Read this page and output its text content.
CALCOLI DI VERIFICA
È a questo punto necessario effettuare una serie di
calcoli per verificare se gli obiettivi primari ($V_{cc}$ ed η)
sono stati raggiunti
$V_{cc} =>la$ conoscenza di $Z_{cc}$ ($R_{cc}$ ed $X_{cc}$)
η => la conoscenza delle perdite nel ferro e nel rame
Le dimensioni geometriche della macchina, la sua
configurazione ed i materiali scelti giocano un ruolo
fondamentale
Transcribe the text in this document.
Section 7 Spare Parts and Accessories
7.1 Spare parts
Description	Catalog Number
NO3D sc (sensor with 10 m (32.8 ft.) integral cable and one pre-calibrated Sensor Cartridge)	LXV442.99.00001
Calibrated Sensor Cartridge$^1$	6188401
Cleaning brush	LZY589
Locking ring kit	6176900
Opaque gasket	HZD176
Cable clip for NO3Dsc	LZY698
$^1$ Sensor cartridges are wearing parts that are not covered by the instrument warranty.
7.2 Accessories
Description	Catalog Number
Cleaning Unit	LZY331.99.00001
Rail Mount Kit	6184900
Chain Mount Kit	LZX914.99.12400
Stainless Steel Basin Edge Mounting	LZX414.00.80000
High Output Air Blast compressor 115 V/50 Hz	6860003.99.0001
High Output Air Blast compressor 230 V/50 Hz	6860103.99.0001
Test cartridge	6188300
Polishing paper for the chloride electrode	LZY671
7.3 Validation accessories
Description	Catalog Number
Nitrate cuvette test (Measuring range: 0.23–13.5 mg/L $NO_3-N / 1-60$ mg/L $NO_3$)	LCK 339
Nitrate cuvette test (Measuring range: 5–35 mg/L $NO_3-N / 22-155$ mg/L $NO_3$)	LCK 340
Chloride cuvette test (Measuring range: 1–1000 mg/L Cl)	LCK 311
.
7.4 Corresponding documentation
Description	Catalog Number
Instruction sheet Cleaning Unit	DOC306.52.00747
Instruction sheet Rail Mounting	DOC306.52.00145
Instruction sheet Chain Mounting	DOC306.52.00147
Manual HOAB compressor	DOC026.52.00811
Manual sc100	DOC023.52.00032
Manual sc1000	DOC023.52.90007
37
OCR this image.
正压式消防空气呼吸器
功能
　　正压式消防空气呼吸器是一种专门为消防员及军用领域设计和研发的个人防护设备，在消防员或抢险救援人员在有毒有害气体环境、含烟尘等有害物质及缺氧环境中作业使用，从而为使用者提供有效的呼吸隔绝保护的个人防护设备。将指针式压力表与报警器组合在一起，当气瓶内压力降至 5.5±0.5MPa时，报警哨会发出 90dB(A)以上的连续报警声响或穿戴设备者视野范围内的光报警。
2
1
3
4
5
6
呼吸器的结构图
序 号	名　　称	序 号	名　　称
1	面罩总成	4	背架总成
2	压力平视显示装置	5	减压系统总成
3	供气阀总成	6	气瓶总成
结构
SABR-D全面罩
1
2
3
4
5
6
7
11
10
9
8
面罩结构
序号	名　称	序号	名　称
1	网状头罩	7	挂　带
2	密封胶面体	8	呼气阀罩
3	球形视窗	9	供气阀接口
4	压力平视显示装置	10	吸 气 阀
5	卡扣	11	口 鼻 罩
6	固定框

WHAT THE EXERCISE ASKS: Pick out all lines from the data above in which the word "compressor" appears.

SOLUTION TO THIS TASK:
High Output Air Blast compressor 115 V/50 Hz	6860003.99.0001
High Output Air Blast compressor 230 V/50 Hz	6860103.99.0001
Manual HOAB compressor	DOC026.52.00811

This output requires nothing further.